# To be done
Search the data below for "JSON"; list each line that holds it.

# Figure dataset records
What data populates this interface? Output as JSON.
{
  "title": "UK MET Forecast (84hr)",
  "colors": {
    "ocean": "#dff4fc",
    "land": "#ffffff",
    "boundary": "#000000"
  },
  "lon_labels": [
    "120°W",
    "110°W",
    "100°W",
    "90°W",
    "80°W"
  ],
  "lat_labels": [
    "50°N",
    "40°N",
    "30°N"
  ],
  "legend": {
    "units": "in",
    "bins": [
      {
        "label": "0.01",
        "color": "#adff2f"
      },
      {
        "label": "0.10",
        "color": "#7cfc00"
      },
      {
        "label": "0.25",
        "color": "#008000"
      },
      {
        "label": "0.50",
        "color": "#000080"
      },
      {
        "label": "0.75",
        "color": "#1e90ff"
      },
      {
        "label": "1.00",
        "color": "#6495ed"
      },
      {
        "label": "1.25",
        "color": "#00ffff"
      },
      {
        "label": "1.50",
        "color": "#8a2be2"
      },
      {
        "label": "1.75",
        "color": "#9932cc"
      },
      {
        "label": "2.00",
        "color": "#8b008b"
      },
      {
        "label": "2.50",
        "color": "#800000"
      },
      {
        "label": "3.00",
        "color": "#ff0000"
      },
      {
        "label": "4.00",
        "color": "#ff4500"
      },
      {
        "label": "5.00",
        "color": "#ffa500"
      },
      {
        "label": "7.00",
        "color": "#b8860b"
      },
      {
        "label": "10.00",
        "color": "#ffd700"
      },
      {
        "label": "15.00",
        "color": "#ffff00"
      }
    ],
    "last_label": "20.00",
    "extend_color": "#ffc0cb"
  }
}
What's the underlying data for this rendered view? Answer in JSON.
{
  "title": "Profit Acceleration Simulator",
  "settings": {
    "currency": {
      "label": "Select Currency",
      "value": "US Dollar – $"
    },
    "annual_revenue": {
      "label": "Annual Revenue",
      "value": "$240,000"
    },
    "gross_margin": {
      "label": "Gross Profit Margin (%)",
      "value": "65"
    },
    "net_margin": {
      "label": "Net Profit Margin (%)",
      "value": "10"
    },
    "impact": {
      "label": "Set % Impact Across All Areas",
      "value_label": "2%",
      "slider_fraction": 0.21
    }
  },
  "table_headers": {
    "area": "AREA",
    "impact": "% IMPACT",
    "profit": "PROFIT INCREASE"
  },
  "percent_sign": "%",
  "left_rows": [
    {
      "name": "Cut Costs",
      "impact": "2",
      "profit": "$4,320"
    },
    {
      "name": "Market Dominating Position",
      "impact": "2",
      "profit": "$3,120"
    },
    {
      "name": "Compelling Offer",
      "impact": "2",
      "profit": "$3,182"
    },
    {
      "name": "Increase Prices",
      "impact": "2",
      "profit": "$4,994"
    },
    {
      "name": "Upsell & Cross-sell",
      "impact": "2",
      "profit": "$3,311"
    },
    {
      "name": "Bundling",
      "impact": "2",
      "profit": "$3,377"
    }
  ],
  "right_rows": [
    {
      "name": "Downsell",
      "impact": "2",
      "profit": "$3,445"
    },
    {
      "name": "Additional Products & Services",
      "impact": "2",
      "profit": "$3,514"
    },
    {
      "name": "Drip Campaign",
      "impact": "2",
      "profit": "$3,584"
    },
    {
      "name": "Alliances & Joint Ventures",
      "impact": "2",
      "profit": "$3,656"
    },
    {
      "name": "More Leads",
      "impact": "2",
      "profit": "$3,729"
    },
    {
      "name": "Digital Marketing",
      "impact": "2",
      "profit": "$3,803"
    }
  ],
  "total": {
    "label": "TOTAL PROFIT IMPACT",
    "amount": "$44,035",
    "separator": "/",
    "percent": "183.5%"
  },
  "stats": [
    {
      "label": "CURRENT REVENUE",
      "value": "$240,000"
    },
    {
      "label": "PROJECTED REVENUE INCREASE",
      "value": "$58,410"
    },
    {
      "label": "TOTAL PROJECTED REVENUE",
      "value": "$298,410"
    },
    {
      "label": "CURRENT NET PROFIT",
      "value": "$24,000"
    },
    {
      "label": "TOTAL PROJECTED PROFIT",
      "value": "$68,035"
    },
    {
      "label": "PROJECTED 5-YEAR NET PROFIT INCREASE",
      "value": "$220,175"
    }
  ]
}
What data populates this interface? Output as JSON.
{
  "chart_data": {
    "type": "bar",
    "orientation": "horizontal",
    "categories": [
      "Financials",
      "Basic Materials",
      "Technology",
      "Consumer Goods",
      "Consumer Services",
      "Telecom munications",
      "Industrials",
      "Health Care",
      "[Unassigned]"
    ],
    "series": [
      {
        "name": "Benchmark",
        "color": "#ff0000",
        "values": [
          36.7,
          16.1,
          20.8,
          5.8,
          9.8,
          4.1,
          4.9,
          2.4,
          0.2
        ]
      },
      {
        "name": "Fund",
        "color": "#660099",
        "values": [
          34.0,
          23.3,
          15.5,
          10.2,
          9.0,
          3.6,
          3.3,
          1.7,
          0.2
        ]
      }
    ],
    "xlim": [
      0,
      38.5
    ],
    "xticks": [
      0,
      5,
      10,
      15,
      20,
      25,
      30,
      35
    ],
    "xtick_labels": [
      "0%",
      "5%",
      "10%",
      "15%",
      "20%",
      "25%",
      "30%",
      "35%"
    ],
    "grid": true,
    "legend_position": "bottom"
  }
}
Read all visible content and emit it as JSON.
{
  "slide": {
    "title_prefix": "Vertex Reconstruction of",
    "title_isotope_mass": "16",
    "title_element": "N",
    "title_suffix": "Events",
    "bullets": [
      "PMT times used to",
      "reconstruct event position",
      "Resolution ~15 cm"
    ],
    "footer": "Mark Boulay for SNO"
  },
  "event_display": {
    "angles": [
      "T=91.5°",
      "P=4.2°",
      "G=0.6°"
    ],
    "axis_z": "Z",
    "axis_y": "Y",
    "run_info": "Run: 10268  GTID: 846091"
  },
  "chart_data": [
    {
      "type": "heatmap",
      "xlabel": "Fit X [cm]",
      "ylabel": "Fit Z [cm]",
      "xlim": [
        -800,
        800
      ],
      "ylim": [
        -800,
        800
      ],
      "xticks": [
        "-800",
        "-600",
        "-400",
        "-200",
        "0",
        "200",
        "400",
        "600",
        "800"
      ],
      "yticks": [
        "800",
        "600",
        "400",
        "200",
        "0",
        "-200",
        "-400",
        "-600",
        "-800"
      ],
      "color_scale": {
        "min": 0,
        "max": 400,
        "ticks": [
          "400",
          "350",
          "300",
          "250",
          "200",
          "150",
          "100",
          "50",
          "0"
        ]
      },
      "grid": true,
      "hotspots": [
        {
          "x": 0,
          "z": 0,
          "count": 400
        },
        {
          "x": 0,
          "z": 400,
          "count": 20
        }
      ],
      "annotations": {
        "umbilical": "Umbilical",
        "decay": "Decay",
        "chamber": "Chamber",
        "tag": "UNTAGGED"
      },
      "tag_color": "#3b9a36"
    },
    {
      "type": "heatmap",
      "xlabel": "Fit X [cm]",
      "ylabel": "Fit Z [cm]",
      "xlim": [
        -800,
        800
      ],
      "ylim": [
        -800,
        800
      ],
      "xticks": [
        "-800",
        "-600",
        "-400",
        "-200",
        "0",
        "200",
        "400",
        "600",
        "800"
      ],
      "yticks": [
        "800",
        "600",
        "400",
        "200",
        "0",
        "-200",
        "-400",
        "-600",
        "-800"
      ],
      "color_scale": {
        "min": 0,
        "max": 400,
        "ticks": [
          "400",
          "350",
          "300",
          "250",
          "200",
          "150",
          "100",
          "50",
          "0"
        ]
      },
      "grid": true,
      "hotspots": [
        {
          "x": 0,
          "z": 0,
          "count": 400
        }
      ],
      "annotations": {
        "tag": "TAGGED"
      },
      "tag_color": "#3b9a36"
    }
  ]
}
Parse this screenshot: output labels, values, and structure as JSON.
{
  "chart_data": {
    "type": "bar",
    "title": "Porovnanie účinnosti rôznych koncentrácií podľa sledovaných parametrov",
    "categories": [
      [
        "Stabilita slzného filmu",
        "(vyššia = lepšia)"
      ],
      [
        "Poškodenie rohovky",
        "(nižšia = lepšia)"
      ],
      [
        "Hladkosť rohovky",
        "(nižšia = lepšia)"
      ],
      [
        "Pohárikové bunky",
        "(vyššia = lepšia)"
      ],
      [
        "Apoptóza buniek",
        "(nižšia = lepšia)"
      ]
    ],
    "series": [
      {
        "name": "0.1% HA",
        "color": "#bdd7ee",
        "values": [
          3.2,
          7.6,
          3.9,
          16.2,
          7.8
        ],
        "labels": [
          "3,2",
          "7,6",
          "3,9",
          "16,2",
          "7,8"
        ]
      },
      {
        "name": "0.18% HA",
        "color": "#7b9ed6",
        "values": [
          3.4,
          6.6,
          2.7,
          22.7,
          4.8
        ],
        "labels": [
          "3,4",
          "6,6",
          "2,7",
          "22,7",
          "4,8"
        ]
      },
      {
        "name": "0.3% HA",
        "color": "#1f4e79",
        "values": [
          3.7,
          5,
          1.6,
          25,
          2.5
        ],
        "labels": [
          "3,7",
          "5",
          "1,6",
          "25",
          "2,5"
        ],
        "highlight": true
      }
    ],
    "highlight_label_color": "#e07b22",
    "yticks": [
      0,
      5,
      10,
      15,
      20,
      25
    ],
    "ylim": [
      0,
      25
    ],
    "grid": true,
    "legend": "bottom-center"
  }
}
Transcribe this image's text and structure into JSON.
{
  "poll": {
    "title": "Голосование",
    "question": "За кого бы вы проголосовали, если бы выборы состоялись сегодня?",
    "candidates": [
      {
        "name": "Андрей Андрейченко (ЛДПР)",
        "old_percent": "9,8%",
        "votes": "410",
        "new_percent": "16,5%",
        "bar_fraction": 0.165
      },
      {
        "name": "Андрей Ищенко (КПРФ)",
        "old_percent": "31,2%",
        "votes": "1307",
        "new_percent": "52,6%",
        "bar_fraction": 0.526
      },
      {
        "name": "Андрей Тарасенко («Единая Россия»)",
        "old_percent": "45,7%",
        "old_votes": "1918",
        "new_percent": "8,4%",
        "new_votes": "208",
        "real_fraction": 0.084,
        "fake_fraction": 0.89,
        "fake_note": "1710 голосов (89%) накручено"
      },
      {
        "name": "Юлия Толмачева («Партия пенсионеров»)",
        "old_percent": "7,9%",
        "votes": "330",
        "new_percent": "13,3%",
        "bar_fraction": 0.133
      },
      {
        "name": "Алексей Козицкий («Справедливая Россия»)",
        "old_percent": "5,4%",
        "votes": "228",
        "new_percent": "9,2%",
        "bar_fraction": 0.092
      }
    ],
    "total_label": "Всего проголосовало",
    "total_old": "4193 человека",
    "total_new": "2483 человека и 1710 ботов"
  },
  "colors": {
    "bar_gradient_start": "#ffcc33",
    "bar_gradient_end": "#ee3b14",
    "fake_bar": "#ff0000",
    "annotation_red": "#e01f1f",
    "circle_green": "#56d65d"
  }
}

# Written reply
What data populates this interface? Output as JSON.
What's the underlying data for this rendered view? Answer in JSON.
What data populates this interface? Output as JSON.
Read all visible content and emit it as JSON.
Parse this screenshot: output labels, values, and structure as JSON.
Transcribe this image's text and structure into JSON.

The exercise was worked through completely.